Task to carry out: Output the entries below exactly as written, omitting pictures.

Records
## START
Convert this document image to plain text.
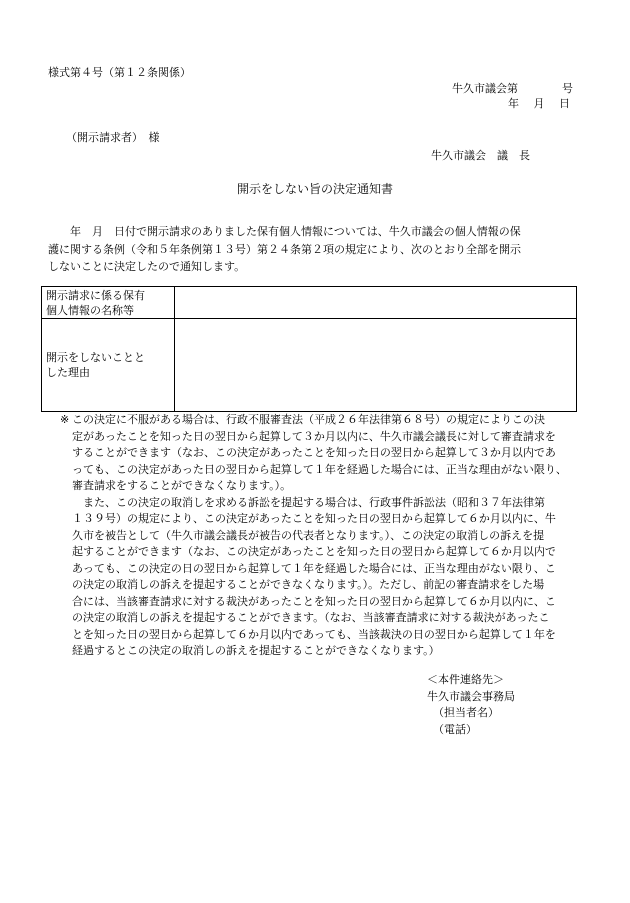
様式第４号（第１２条関係）
牛久市議会第　　　　号
年　 月　 日
（開示請求者）　様
牛久市議会　議　長
開示をしない旨の決定通知書
　　年　月　日付で開示請求のありました保有個人情報については、牛久市議会の個人情報の保
護に関する条例（令和５年条例第１３号）第２４条第２項の規定により、次のとおり全部を開示
しないことに決定したので通知します。
開示請求に係る保有
個人情報の名称等	

開示をしないことと
した理由	

※ この決定に不服がある場合は、行政不服審査法（平成２６年法律第６８号）の規定によりこの決
定があったことを知った日の翌日から起算して３か月以内に、牛久市議会議長に対して審査請求を
することができます（なお、この決定があったことを知った日の翌日から起算して３か月以内であ
っても、この決定があった日の翌日から起算して１年を経過した場合には、正当な理由がない限り、
審査請求をすることができなくなります。）。
　また、この決定の取消しを求める訴訟を提起する場合は、行政事件訴訟法（昭和３７年法律第
１３９号）の規定により、この決定があったことを知った日の翌日から起算して６か月以内に、牛
久市を被告として（牛久市議会議長が被告の代表者となります。）、この決定の取消しの訴えを提
起することができます（なお、この決定があったことを知った日の翌日から起算して６か月以内で
あっても、この決定の日の翌日から起算して１年を経過した場合には、正当な理由がない限り、こ
の決定の取消しの訴えを提起することができなくなります。）。ただし、前記の審査請求をした場
合には、当該審査請求に対する裁決があったことを知った日の翌日から起算して６か月以内に、こ
の決定の取消しの訴えを提起することができます。（なお、当該審査請求に対する裁決があったこ
とを知った日の翌日から起算して６か月以内であっても、当該裁決の日の翌日から起算して１年を
経過するとこの決定の取消しの訴えを提起することができなくなります。）
＜本件連絡先＞
牛久市議会事務局
（担当者名）
（電話）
## END
Complete response:
Convert this document image to plain text.
様式第４号（第１２条関係）
牛久市議会第　　　　号
年　 月　 日
（開示請求者）　様
牛久市議会　議　長
開示をしない旨の決定通知書
　　年　月　日付で開示請求のありました保有個人情報については、牛久市議会の個人情報の保
護に関する条例（令和５年条例第１３号）第２４条第２項の規定により、次のとおり全部を開示
しないことに決定したので通知します。
開示請求に係る保有
個人情報の名称等	

開示をしないことと
した理由	

※ この決定に不服がある場合は、行政不服審査法（平成２６年法律第６８号）の規定によりこの決
定があったことを知った日の翌日から起算して３か月以内に、牛久市議会議長に対して審査請求を
することができます（なお、この決定があったことを知った日の翌日から起算して３か月以内であ
っても、この決定があった日の翌日から起算して１年を経過した場合には、正当な理由がない限り、
審査請求をすることができなくなります。）。
　また、この決定の取消しを求める訴訟を提起する場合は、行政事件訴訟法（昭和３７年法律第
１３９号）の規定により、この決定があったことを知った日の翌日から起算して６か月以内に、牛
久市を被告として（牛久市議会議長が被告の代表者となります。）、この決定の取消しの訴えを提
起することができます（なお、この決定があったことを知った日の翌日から起算して６か月以内で
あっても、この決定の日の翌日から起算して１年を経過した場合には、正当な理由がない限り、こ
の決定の取消しの訴えを提起することができなくなります。）。ただし、前記の審査請求をした場
合には、当該審査請求に対する裁決があったことを知った日の翌日から起算して６か月以内に、こ
の決定の取消しの訴えを提起することができます。（なお、当該審査請求に対する裁決があったこ
とを知った日の翌日から起算して６か月以内であっても、当該裁決の日の翌日から起算して１年を
経過するとこの決定の取消しの訴えを提起することができなくなります。）
＜本件連絡先＞
牛久市議会事務局
（担当者名）
（電話）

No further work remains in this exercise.